- **Exercise details**
Write the records out again exactly, leaving no images in.

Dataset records
begin

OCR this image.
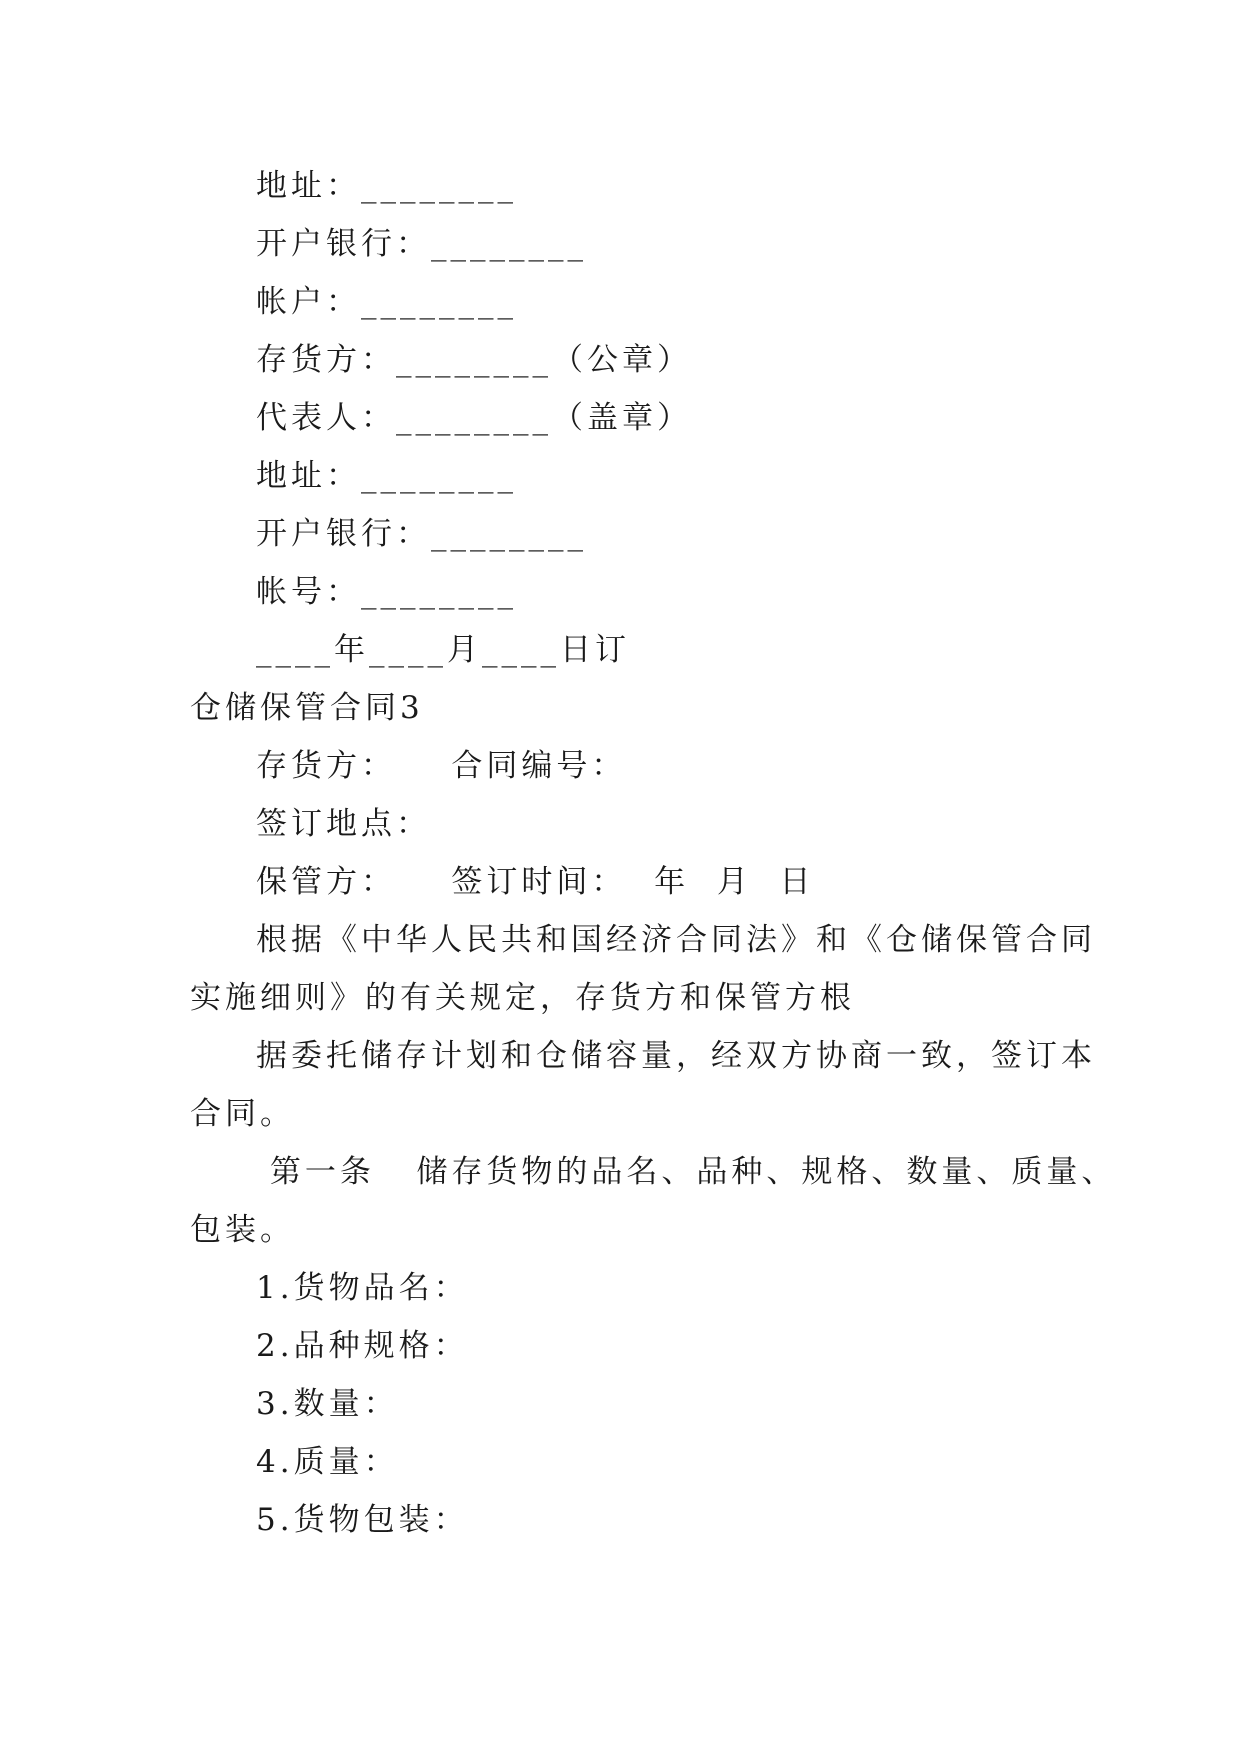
地址：________
开户银行：________
帐户：________
存货方：________（公章）
代表人：________（盖章）
地址：________
开户银行：________
帐号：________
____年____月____日订
仓储保管合同3
存货方：    合同编号：
签订地点：
保管方：    签订时间：  年  月  日
根据《中华人民共和国经济合同法》和《仓储保管合同
实施细则》的有关规定，存货方和保管方根
据委托储存计划和仓储容量，经双方协商一致，签订本
合同。
第一条   储存货物的品名、品种、规格、数量、质量、
包装。
1.货物品名：
2.品种规格：
3.数量：
4.质量：
5.货物包装：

end

- **Output for this exercise**
OCR this image.
地址：________
开户银行：________
帐户：________
存货方：________（公章）
代表人：________（盖章）
地址：________
开户银行：________
帐号：________
____年____月____日订
仓储保管合同3
存货方：    合同编号：
签订地点：
保管方：    签订时间：  年  月  日
根据《中华人民共和国经济合同法》和《仓储保管合同
实施细则》的有关规定，存货方和保管方根
据委托储存计划和仓储容量，经双方协商一致，签订本
合同。
第一条   储存货物的品名、品种、规格、数量、质量、
包装。
1.货物品名：
2.品种规格：
3.数量：
4.质量：
5.货物包装：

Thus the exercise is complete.